### GOAL OF THE EXERCISE
Each line containing the word "right" needs to be copied.

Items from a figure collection
»»

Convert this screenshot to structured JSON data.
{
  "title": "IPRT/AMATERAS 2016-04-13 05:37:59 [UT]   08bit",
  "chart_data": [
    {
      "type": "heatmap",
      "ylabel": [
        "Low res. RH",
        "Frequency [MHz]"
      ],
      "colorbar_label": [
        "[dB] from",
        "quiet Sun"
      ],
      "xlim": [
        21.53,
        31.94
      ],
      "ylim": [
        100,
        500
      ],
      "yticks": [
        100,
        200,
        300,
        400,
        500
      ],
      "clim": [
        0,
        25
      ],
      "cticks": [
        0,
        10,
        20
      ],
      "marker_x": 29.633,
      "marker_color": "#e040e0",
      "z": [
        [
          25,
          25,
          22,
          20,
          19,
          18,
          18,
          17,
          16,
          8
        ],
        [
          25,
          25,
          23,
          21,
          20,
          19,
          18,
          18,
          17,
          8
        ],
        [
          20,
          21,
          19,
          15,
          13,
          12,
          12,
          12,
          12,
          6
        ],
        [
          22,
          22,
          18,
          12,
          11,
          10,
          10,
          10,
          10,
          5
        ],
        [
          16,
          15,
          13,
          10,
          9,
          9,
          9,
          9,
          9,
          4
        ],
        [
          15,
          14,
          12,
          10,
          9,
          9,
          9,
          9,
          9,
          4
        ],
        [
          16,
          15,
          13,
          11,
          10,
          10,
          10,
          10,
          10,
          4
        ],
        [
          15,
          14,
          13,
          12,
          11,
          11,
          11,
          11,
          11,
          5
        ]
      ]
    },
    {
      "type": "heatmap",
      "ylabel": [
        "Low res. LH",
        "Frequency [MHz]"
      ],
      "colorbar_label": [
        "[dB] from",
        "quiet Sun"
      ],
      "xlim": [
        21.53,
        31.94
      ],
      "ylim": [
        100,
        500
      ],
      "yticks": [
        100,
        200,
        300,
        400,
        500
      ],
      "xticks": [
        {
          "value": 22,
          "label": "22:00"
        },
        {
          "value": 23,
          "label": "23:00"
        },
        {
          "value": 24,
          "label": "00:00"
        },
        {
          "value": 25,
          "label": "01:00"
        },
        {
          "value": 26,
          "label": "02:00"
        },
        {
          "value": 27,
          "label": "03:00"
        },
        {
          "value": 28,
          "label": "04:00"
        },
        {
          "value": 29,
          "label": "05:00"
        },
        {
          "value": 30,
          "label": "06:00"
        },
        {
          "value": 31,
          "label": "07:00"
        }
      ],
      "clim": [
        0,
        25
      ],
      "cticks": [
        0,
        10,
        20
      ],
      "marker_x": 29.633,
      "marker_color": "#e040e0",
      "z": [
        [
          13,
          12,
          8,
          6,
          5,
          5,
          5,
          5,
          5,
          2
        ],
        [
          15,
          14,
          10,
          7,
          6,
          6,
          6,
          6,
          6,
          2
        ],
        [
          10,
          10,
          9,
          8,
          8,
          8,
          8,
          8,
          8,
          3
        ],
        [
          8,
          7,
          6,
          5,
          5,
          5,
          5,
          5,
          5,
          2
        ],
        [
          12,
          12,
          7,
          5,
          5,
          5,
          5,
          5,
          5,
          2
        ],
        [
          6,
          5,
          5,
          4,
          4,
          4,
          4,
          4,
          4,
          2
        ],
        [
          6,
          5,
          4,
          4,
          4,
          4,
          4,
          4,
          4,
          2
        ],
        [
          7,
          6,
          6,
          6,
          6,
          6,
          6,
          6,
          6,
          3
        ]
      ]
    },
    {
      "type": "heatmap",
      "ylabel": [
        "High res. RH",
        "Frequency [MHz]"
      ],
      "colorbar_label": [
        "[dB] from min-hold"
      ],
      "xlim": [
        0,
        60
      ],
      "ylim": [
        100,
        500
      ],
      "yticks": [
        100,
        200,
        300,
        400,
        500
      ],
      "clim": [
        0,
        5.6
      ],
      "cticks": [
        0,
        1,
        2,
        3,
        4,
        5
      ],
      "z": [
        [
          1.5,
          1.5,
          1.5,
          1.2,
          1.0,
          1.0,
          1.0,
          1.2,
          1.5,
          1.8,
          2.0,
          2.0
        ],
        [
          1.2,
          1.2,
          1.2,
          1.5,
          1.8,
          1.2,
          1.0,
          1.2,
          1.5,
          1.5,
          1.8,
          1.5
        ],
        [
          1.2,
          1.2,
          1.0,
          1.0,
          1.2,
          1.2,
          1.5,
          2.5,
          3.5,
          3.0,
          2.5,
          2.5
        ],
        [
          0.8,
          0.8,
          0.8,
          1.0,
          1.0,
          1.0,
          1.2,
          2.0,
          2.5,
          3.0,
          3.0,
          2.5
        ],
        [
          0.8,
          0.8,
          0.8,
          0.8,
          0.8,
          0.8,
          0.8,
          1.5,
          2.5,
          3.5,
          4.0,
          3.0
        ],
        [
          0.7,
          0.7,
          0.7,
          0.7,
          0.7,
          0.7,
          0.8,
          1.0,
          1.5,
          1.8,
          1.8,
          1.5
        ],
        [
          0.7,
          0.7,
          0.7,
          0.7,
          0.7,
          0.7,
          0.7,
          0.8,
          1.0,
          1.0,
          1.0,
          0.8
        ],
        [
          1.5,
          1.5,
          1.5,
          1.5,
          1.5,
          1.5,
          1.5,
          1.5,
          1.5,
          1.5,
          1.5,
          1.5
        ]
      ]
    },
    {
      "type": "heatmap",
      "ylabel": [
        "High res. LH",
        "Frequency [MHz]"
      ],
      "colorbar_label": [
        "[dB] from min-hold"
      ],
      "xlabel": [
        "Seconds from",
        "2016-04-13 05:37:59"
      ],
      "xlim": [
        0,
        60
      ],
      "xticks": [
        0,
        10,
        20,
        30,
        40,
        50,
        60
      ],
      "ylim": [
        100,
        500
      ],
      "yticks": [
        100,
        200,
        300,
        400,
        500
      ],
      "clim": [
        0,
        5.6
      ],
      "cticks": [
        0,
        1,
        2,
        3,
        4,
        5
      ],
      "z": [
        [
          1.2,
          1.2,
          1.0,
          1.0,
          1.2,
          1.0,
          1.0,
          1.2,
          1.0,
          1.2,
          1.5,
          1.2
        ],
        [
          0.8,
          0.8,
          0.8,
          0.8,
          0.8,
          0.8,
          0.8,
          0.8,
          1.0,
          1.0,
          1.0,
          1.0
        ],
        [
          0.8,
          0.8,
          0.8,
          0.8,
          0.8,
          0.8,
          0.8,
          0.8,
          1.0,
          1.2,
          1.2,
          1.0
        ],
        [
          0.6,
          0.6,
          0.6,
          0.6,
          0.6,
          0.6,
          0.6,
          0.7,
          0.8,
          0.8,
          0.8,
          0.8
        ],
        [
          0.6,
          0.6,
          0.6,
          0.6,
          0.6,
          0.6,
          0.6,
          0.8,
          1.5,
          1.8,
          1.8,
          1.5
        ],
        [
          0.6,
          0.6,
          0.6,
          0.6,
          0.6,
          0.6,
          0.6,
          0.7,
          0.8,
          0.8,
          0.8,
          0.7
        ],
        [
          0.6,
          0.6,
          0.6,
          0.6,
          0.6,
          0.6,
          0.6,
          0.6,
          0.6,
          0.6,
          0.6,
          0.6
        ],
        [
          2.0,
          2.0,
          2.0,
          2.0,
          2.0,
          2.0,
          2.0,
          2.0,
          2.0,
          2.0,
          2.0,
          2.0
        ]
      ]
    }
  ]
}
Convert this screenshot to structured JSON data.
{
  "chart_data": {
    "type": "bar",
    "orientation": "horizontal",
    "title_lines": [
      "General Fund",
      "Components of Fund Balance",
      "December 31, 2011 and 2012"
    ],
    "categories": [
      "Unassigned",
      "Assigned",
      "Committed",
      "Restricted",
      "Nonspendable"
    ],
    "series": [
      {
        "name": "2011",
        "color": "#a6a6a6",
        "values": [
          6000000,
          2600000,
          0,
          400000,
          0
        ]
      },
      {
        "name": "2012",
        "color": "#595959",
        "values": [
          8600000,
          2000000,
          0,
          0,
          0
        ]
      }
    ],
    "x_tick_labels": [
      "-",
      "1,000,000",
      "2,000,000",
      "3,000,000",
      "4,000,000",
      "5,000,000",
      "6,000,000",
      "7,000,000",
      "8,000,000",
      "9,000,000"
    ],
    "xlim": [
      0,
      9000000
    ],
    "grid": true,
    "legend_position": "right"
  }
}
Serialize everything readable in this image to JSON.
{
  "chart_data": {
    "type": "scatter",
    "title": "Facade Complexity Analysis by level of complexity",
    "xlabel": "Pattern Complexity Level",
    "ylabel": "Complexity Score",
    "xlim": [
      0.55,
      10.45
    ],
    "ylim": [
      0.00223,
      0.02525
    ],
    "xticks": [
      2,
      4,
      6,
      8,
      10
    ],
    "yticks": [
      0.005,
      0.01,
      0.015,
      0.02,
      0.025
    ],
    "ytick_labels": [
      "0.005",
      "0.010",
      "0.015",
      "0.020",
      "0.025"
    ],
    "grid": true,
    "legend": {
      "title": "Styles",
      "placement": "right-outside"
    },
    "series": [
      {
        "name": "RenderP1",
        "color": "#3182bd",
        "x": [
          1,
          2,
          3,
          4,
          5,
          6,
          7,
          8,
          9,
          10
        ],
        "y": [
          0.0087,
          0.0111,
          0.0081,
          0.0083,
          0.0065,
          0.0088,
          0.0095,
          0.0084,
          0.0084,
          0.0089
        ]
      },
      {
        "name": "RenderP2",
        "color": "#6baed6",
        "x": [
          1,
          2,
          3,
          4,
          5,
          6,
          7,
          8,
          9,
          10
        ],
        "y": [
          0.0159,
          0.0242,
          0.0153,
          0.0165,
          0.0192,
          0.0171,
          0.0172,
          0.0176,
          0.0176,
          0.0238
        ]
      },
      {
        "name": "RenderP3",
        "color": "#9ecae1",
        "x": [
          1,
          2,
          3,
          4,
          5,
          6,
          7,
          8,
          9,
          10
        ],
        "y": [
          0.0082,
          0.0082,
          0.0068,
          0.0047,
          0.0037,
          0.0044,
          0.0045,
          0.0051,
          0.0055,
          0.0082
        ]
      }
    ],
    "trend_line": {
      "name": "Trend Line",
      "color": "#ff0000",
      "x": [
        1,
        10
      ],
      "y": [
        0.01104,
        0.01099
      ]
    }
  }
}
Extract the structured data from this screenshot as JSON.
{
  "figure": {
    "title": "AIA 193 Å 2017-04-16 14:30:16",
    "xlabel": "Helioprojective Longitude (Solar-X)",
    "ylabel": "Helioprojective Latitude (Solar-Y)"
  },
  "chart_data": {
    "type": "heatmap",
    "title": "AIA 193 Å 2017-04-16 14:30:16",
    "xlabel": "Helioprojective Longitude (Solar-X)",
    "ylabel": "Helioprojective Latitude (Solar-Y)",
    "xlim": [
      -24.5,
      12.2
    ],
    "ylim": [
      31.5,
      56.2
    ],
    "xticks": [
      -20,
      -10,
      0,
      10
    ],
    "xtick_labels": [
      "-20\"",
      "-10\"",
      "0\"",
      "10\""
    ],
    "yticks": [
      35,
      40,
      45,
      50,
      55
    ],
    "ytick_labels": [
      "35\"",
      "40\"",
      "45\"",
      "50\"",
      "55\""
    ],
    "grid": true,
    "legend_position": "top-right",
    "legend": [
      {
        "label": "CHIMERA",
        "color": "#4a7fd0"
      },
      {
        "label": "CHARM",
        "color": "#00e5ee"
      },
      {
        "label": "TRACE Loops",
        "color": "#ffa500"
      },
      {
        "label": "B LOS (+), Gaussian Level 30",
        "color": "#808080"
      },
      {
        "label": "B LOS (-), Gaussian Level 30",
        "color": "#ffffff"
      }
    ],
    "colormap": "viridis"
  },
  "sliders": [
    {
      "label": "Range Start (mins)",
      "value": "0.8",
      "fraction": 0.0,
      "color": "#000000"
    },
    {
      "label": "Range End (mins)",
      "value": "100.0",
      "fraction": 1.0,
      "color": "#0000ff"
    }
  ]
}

««

### EXERCISE SOLUTION
    "legend_position": "right"
      "placement": "right-outside"
    "legend_position": "top-right",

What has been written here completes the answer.